Brief -> Each entry below is to be written out exactly, and the pictures are to be left out.

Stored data

<<<<

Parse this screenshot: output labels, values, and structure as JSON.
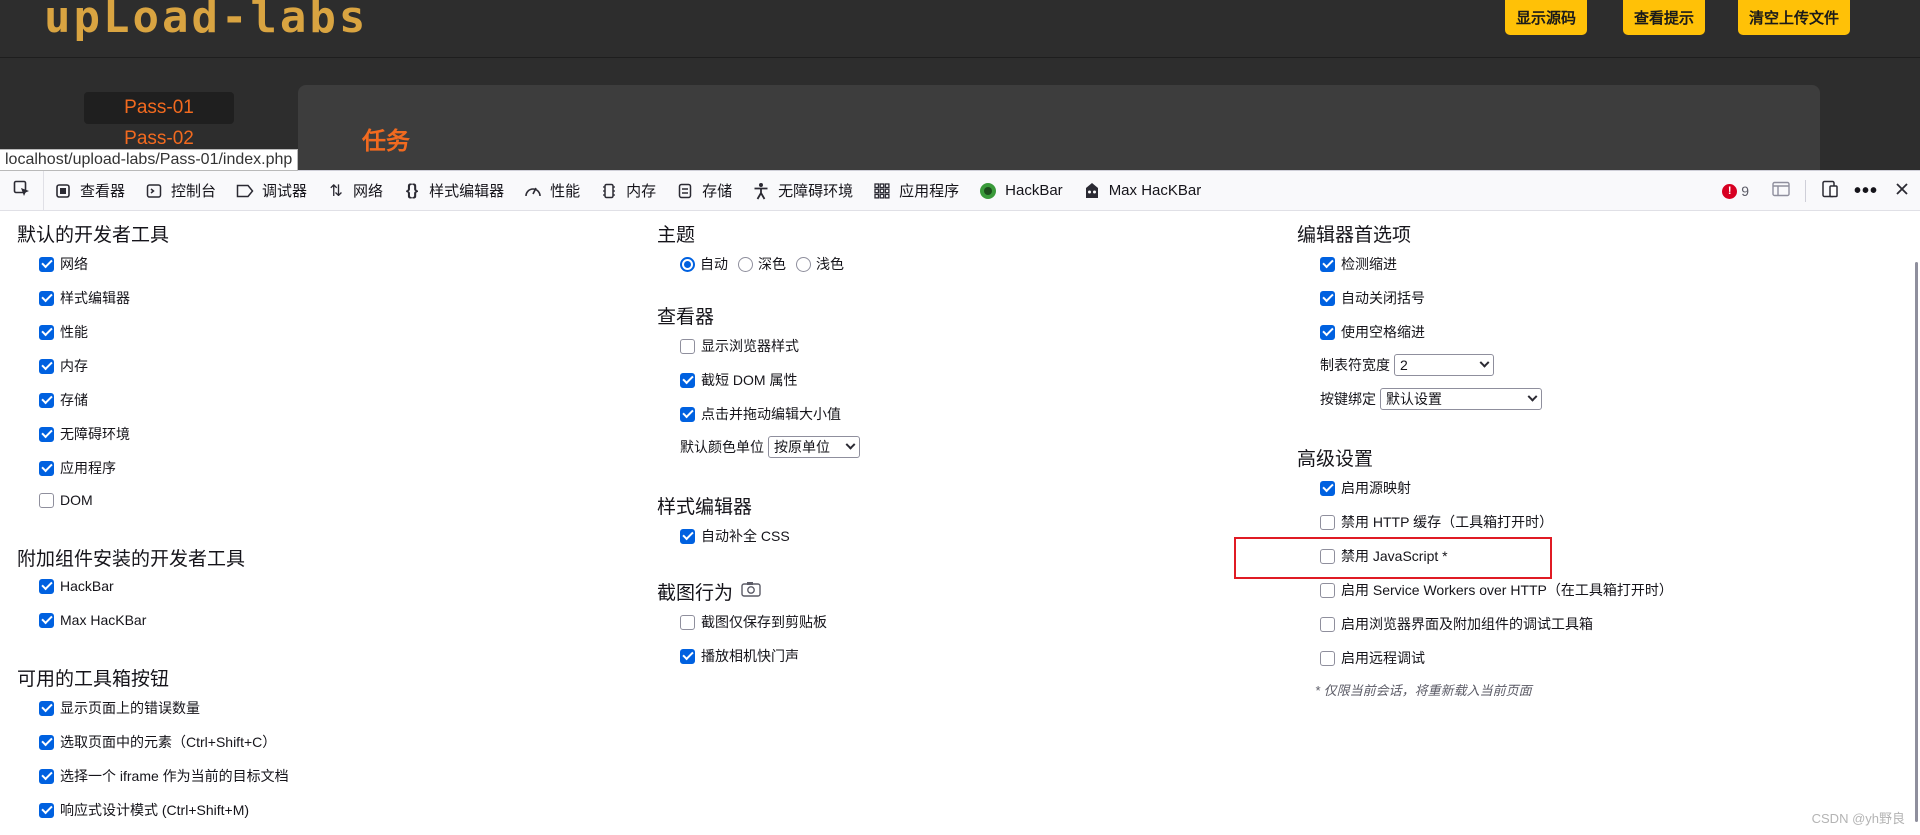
{
  "page": {
    "logo_text": "upLoad-labs",
    "header_buttons": [
      "显示源码",
      "查看提示",
      "清空上传文件"
    ],
    "pass_links": [
      "Pass-01",
      "Pass-02"
    ],
    "task_title": "任务",
    "status_url": "localhost/upload-labs/Pass-01/index.php"
  },
  "toolbar": {
    "tabs": [
      {
        "label": "查看器",
        "icon": "inspector-icon"
      },
      {
        "label": "控制台",
        "icon": "console-icon"
      },
      {
        "label": "调试器",
        "icon": "debugger-icon"
      },
      {
        "label": "网络",
        "icon": "network-icon"
      },
      {
        "label": "样式编辑器",
        "icon": "style-editor-icon"
      },
      {
        "label": "性能",
        "icon": "performance-icon"
      },
      {
        "label": "内存",
        "icon": "memory-icon"
      },
      {
        "label": "存储",
        "icon": "storage-icon"
      },
      {
        "label": "无障碍环境",
        "icon": "accessibility-icon"
      },
      {
        "label": "应用程序",
        "icon": "application-icon"
      },
      {
        "label": "HackBar",
        "icon": "hackbar-icon"
      },
      {
        "label": "Max HacKBar",
        "icon": "max-hackbar-icon"
      }
    ],
    "error_count": "9"
  },
  "settings": {
    "default_tools": {
      "title": "默认的开发者工具",
      "items": [
        {
          "label": "网络",
          "checked": true
        },
        {
          "label": "样式编辑器",
          "checked": true
        },
        {
          "label": "性能",
          "checked": true
        },
        {
          "label": "内存",
          "checked": true
        },
        {
          "label": "存储",
          "checked": true
        },
        {
          "label": "无障碍环境",
          "checked": true
        },
        {
          "label": "应用程序",
          "checked": true
        },
        {
          "label": "DOM",
          "checked": false
        }
      ]
    },
    "addon_tools": {
      "title": "附加组件安装的开发者工具",
      "items": [
        {
          "label": "HackBar",
          "checked": true
        },
        {
          "label": "Max HacKBar",
          "checked": true
        }
      ]
    },
    "toolbox_buttons": {
      "title": "可用的工具箱按钮",
      "items": [
        {
          "label": "显示页面上的错误数量",
          "checked": true
        },
        {
          "label": "选取页面中的元素（Ctrl+Shift+C）",
          "checked": true
        },
        {
          "label": "选择一个 iframe 作为当前的目标文档",
          "checked": true
        },
        {
          "label": "响应式设计模式 (Ctrl+Shift+M)",
          "checked": true
        }
      ]
    },
    "theme": {
      "title": "主题",
      "options": [
        {
          "label": "自动",
          "selected": true
        },
        {
          "label": "深色",
          "selected": false
        },
        {
          "label": "浅色",
          "selected": false
        }
      ]
    },
    "inspector": {
      "title": "查看器",
      "items": [
        {
          "label": "显示浏览器样式",
          "checked": false
        },
        {
          "label": "截短 DOM 属性",
          "checked": true
        },
        {
          "label": "点击并拖动编辑大小值",
          "checked": true
        }
      ],
      "color_unit_label": "默认颜色单位",
      "color_unit_value": "按原单位"
    },
    "style_editor": {
      "title": "样式编辑器",
      "items": [
        {
          "label": "自动补全 CSS",
          "checked": true
        }
      ]
    },
    "screenshot": {
      "title": "截图行为",
      "items": [
        {
          "label": "截图仅保存到剪贴板",
          "checked": false
        },
        {
          "label": "播放相机快门声",
          "checked": true
        }
      ]
    },
    "editor_prefs": {
      "title": "编辑器首选项",
      "items": [
        {
          "label": "检测缩进",
          "checked": true
        },
        {
          "label": "自动关闭括号",
          "checked": true
        },
        {
          "label": "使用空格缩进",
          "checked": true
        }
      ],
      "tab_size_label": "制表符宽度",
      "tab_size_value": "2",
      "keybinding_label": "按键绑定",
      "keybinding_value": "默认设置"
    },
    "advanced": {
      "title": "高级设置",
      "items": [
        {
          "label": "启用源映射",
          "checked": true
        },
        {
          "label": "禁用 HTTP 缓存（工具箱打开时）",
          "checked": false
        },
        {
          "label": "禁用 JavaScript *",
          "checked": false
        },
        {
          "label": "启用 Service Workers over HTTP（在工具箱打开时）",
          "checked": false
        },
        {
          "label": "启用浏览器界面及附加组件的调试工具箱",
          "checked": false
        },
        {
          "label": "启用远程调试",
          "checked": false
        }
      ],
      "note": "* 仅限当前会话，将重新载入当前页面"
    }
  },
  "watermark": "CSDN @yh野良",
  "colors": {
    "accent": "#0061e0",
    "page_bg": "#2d2d2d",
    "button_yellow": "#ffc107",
    "pass_orange": "#f26a1f",
    "highlight_red": "#e01b24"
  }
}
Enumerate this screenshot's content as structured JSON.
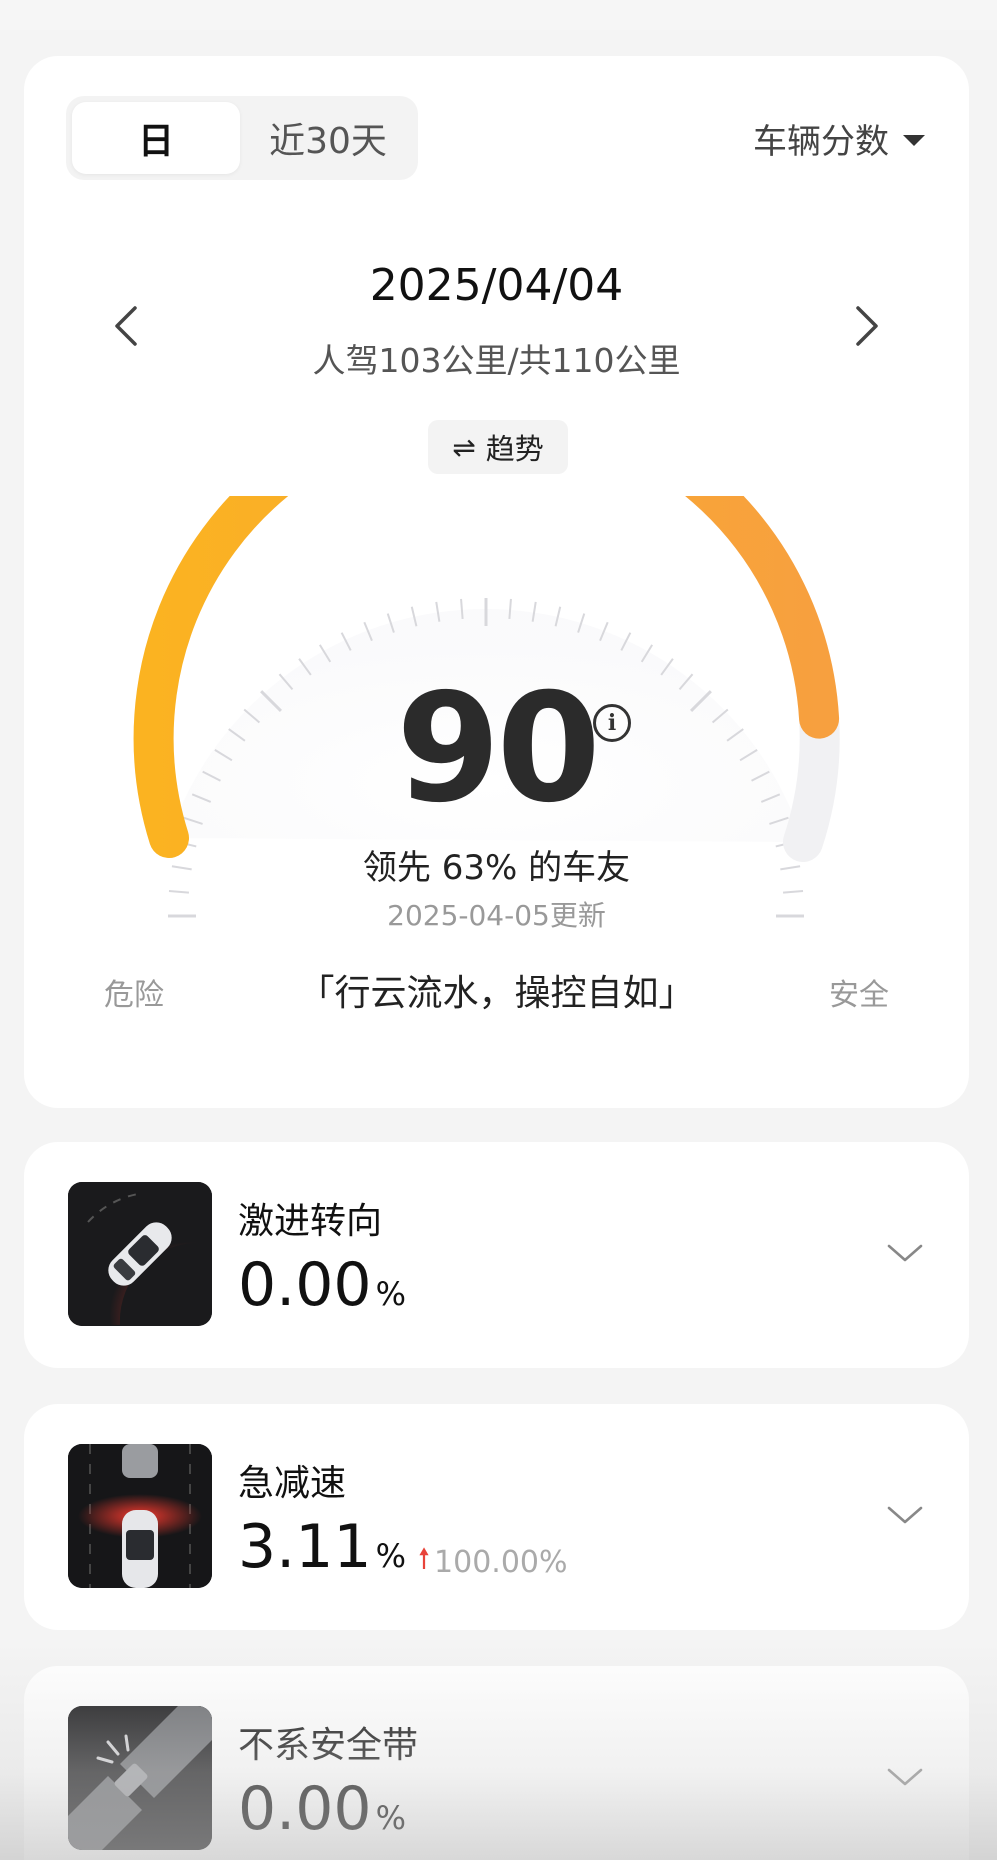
{
  "tabs": {
    "day": "日",
    "last30": "近30天"
  },
  "vehicle_selector": {
    "label": "车辆分数"
  },
  "date": "2025/04/04",
  "distance": "人驾103公里/共110公里",
  "trend_button": {
    "icon": "⇌",
    "label": "趋势"
  },
  "score": {
    "value": "90",
    "level": 0.9,
    "lead_text": "领先 63% 的车友",
    "updated_text": "2025-04-05更新",
    "slogan": "「行云流水，操控自如」",
    "label_left": "危险",
    "label_right": "安全"
  },
  "metrics": [
    {
      "title": "激进转向",
      "value": "0.00",
      "unit": "%",
      "icon": "aggressive-steering-icon"
    },
    {
      "title": "急减速",
      "value": "3.11",
      "unit": "%",
      "change": "100.00%",
      "change_dir": "up",
      "icon": "hard-braking-icon"
    },
    {
      "title": "不系安全带",
      "value": "0.00",
      "unit": "%",
      "icon": "seatbelt-icon"
    }
  ],
  "colors": {
    "gauge_start": "#fbb321",
    "gauge_end": "#f7a03f",
    "change_up": "#e8433a"
  }
}
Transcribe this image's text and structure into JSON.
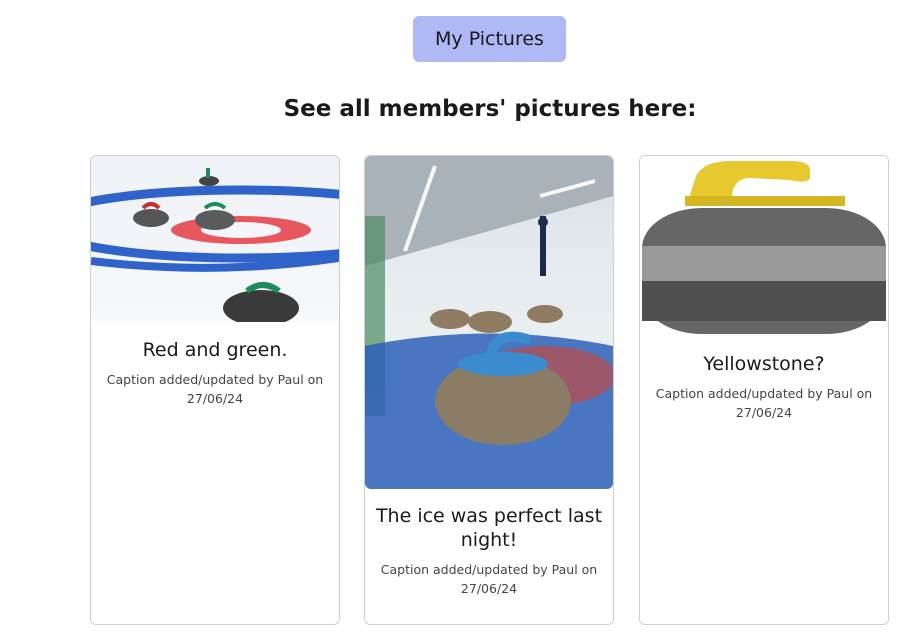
{
  "header": {
    "my_pictures_label": "My Pictures"
  },
  "main": {
    "heading": "See all members' pictures here:",
    "cards": [
      {
        "caption": "Red and green.",
        "meta": "Caption added/updated by Paul on 27/06/24",
        "image": "curling-stones-on-house-photo"
      },
      {
        "caption": "The ice was perfect last night!",
        "meta": "Caption added/updated by Paul on 27/06/24",
        "image": "curling-rink-photo"
      },
      {
        "caption": "Yellowstone?",
        "meta": "Caption added/updated by Paul on 27/06/24",
        "image": "yellow-handle-curling-stone-photo"
      }
    ]
  }
}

>>>>

Result of this task ->
Parse this screenshot: output labels, values, and structure as JSON.
{
  "page": {
    "logo_text": "upLoad-labs",
    "header_buttons": [
      "显示源码",
      "查看提示",
      "清空上传文件"
    ],
    "pass_links": [
      "Pass-01",
      "Pass-02"
    ],
    "task_title": "任务",
    "status_url": "localhost/upload-labs/Pass-01/index.php"
  },
  "toolbar": {
    "tabs": [
      {
        "label": "查看器",
        "icon": "inspector-icon"
      },
      {
        "label": "控制台",
        "icon": "console-icon"
      },
      {
        "label": "调试器",
        "icon": "debugger-icon"
      },
      {
        "label": "网络",
        "icon": "network-icon"
      },
      {
        "label": "样式编辑器",
        "icon": "style-editor-icon"
      },
      {
        "label": "性能",
        "icon": "performance-icon"
      },
      {
        "label": "内存",
        "icon": "memory-icon"
      },
      {
        "label": "存储",
        "icon": "storage-icon"
      },
      {
        "label": "无障碍环境",
        "icon": "accessibility-icon"
      },
      {
        "label": "应用程序",
        "icon": "application-icon"
      },
      {
        "label": "HackBar",
        "icon": "hackbar-icon"
      },
      {
        "label": "Max HacKBar",
        "icon": "max-hackbar-icon"
      }
    ],
    "error_count": "9"
  },
  "settings": {
    "default_tools": {
      "title": "默认的开发者工具",
      "items": [
        {
          "label": "网络",
          "checked": true
        },
        {
          "label": "样式编辑器",
          "checked": true
        },
        {
          "label": "性能",
          "checked": true
        },
        {
          "label": "内存",
          "checked": true
        },
        {
          "label": "存储",
          "checked": true
        },
        {
          "label": "无障碍环境",
          "checked": true
        },
        {
          "label": "应用程序",
          "checked": true
        },
        {
          "label": "DOM",
          "checked": false
        }
      ]
    },
    "addon_tools": {
      "title": "附加组件安装的开发者工具",
      "items": [
        {
          "label": "HackBar",
          "checked": true
        },
        {
          "label": "Max HacKBar",
          "checked": true
        }
      ]
    },
    "toolbox_buttons": {
      "title": "可用的工具箱按钮",
      "items": [
        {
          "label": "显示页面上的错误数量",
          "checked": true
        },
        {
          "label": "选取页面中的元素（Ctrl+Shift+C）",
          "checked": true
        },
        {
          "label": "选择一个 iframe 作为当前的目标文档",
          "checked": true
        },
        {
          "label": "响应式设计模式 (Ctrl+Shift+M)",
          "checked": true
        }
      ]
    },
    "theme": {
      "title": "主题",
      "options": [
        {
          "label": "自动",
          "selected": true
        },
        {
          "label": "深色",
          "selected": false
        },
        {
          "label": "浅色",
          "selected": false
        }
      ]
    },
    "inspector": {
      "title": "查看器",
      "items": [
        {
          "label": "显示浏览器样式",
          "checked": false
        },
        {
          "label": "截短 DOM 属性",
          "checked": true
        },
        {
          "label": "点击并拖动编辑大小值",
          "checked": true
        }
      ],
      "color_unit_label": "默认颜色单位",
      "color_unit_value": "按原单位"
    },
    "style_editor": {
      "title": "样式编辑器",
      "items": [
        {
          "label": "自动补全 CSS",
          "checked": true
        }
      ]
    },
    "screenshot": {
      "title": "截图行为",
      "items": [
        {
          "label": "截图仅保存到剪贴板",
          "checked": false
        },
        {
          "label": "播放相机快门声",
          "checked": true
        }
      ]
    },
    "editor_prefs": {
      "title": "编辑器首选项",
      "items": [
        {
          "label": "检测缩进",
          "checked": true
        },
        {
          "label": "自动关闭括号",
          "checked": true
        },
        {
          "label": "使用空格缩进",
          "checked": true
        }
      ],
      "tab_size_label": "制表符宽度",
      "tab_size_value": "2",
      "keybinding_label": "按键绑定",
      "keybinding_value": "默认设置"
    },
    "advanced": {
      "title": "高级设置",
      "items": [
        {
          "label": "启用源映射",
          "checked": true
        },
        {
          "label": "禁用 HTTP 缓存（工具箱打开时）",
          "checked": false
        },
        {
          "label": "禁用 JavaScript *",
          "checked": false
        },
        {
          "label": "启用 Service Workers over HTTP（在工具箱打开时）",
          "checked": false
        },
        {
          "label": "启用浏览器界面及附加组件的调试工具箱",
          "checked": false
        },
        {
          "label": "启用远程调试",
          "checked": false
        }
      ],
      "note": "* 仅限当前会话，将重新载入当前页面"
    }
  },
  "watermark": "CSDN @yh野良",
  "colors": {
    "accent": "#0061e0",
    "page_bg": "#2d2d2d",
    "button_yellow": "#ffc107",
    "pass_orange": "#f26a1f",
    "highlight_red": "#e01b24"
  }
}
Enumerate this screenshot's content as structured JSON.
{
  "tabs": {
    "day": "日",
    "last30": "近30天"
  },
  "vehicle_selector": {
    "label": "车辆分数"
  },
  "date": "2025/04/04",
  "distance": "人驾103公里/共110公里",
  "trend_button": {
    "icon": "⇌",
    "label": "趋势"
  },
  "score": {
    "value": "90",
    "level": 0.9,
    "lead_text": "领先 63% 的车友",
    "updated_text": "2025-04-05更新",
    "slogan": "「行云流水，操控自如」",
    "label_left": "危险",
    "label_right": "安全"
  },
  "metrics": [
    {
      "title": "激进转向",
      "value": "0.00",
      "unit": "%",
      "icon": "aggressive-steering-icon"
    },
    {
      "title": "急减速",
      "value": "3.11",
      "unit": "%",
      "change": "100.00%",
      "change_dir": "up",
      "icon": "hard-braking-icon"
    },
    {
      "title": "不系安全带",
      "value": "0.00",
      "unit": "%",
      "icon": "seatbelt-icon"
    }
  ],
  "colors": {
    "gauge_start": "#fbb321",
    "gauge_end": "#f7a03f",
    "change_up": "#e8433a"
  }
}
Transcribe this image's text and structure into JSON.
{
  "header": {
    "my_pictures_label": "My Pictures"
  },
  "main": {
    "heading": "See all members' pictures here:",
    "cards": [
      {
        "caption": "Red and green.",
        "meta": "Caption added/updated by Paul on 27/06/24",
        "image": "curling-stones-on-house-photo"
      },
      {
        "caption": "The ice was perfect last night!",
        "meta": "Caption added/updated by Paul on 27/06/24",
        "image": "curling-rink-photo"
      },
      {
        "caption": "Yellowstone?",
        "meta": "Caption added/updated by Paul on 27/06/24",
        "image": "yellow-handle-curling-stone-photo"
      }
    ]
  }
}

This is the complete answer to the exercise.